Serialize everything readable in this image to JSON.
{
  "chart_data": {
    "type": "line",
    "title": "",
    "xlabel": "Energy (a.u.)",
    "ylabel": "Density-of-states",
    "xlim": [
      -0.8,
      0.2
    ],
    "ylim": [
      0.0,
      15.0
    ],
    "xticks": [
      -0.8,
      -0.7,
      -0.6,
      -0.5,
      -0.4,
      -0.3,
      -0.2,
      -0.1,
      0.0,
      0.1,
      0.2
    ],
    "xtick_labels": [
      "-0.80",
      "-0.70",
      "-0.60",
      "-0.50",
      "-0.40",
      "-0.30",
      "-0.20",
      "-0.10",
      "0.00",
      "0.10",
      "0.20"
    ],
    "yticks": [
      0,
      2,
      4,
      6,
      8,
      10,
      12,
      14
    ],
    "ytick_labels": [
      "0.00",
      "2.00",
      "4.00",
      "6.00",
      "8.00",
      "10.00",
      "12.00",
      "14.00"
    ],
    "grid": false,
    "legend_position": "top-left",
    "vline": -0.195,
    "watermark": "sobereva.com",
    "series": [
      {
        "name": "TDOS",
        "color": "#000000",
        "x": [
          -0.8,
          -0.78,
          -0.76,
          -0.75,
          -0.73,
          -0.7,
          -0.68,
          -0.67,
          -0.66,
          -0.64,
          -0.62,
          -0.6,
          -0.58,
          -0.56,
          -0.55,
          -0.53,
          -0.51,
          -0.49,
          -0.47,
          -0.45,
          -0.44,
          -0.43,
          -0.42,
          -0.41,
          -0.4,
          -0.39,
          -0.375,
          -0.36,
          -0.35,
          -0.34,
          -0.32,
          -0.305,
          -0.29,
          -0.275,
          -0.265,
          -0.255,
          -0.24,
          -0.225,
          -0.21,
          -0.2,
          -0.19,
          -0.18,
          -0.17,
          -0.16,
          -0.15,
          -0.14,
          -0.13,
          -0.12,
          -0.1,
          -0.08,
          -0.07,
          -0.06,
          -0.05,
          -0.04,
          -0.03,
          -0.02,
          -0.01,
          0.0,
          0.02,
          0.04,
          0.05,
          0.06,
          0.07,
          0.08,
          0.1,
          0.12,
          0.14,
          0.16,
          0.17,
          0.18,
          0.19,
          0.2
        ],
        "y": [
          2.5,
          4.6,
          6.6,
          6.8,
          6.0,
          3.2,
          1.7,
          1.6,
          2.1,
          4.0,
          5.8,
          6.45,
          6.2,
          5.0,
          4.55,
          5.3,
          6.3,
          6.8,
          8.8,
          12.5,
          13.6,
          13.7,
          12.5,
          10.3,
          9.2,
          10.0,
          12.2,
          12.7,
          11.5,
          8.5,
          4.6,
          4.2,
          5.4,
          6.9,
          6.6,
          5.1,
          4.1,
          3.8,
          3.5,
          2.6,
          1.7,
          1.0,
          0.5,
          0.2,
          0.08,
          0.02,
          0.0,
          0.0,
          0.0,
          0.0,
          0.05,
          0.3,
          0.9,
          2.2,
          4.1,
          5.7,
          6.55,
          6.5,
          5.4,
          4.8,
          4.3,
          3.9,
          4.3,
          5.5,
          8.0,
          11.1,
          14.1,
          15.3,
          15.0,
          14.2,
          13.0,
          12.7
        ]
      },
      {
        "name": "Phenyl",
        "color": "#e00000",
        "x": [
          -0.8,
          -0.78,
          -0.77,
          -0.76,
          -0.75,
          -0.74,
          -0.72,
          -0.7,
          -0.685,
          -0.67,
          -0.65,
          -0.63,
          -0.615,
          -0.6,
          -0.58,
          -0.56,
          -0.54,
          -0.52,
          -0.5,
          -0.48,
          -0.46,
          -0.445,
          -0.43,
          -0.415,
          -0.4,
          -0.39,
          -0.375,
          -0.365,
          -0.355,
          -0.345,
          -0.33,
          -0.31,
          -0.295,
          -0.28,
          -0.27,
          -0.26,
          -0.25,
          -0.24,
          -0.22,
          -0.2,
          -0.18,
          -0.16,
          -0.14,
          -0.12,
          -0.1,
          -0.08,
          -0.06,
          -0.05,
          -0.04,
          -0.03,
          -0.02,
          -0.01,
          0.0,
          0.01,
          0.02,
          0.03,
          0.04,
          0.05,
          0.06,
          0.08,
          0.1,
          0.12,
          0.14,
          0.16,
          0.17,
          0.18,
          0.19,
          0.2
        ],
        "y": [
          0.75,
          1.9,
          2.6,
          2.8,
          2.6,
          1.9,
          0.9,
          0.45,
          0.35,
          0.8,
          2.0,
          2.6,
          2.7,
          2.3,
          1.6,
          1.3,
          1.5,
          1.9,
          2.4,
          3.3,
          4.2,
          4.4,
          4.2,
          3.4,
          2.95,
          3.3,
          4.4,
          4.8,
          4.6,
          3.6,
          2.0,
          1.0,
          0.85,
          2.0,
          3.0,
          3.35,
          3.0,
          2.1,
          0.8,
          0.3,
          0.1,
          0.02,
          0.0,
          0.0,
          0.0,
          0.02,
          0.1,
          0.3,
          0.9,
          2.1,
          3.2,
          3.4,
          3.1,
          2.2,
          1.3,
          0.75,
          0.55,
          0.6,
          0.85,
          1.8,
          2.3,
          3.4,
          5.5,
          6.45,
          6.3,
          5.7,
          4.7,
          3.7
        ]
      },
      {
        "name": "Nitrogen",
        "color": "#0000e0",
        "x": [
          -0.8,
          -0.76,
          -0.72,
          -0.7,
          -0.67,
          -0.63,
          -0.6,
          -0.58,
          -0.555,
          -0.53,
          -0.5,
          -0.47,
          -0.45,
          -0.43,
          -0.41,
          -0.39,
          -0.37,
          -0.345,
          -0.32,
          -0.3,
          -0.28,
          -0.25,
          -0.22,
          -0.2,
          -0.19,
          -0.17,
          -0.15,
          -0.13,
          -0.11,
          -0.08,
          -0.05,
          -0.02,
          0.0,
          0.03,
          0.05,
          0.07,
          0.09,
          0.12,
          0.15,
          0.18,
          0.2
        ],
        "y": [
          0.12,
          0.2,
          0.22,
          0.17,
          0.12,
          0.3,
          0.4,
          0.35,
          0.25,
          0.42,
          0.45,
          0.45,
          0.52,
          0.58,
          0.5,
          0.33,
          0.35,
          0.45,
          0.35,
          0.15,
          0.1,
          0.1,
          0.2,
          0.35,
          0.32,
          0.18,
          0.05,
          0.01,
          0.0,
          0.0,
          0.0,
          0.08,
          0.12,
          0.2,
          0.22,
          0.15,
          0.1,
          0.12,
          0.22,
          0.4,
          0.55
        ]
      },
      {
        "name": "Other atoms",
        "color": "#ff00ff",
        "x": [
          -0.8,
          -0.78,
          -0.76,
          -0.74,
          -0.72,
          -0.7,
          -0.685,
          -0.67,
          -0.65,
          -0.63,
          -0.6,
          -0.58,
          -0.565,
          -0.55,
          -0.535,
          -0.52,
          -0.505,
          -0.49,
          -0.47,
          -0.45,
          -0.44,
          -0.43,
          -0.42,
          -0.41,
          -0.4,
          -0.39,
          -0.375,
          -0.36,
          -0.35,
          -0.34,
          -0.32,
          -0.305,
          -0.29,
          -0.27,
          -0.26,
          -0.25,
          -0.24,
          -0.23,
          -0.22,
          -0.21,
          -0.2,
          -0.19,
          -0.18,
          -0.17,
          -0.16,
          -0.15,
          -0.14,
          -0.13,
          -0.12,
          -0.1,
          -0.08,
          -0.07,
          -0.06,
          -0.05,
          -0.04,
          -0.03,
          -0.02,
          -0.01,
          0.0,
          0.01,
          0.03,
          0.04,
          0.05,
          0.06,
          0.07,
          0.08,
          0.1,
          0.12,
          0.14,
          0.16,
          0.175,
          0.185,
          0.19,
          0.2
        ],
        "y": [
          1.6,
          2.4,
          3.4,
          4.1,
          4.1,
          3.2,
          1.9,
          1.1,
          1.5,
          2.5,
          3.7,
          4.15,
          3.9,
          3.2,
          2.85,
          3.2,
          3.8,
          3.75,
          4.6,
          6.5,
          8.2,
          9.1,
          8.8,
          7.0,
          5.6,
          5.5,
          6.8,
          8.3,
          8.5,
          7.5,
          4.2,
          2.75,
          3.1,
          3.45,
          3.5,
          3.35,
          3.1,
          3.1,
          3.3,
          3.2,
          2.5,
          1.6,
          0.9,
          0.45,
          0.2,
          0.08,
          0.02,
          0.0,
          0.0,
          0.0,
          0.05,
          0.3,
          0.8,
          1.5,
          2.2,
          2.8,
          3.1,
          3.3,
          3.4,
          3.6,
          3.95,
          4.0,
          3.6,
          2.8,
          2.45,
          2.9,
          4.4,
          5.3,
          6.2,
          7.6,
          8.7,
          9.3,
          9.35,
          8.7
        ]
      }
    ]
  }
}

• • • • • • •

Exactly how many lines of the material contain the word "color"? Write the number alone.

▸ **Exercise answer**
4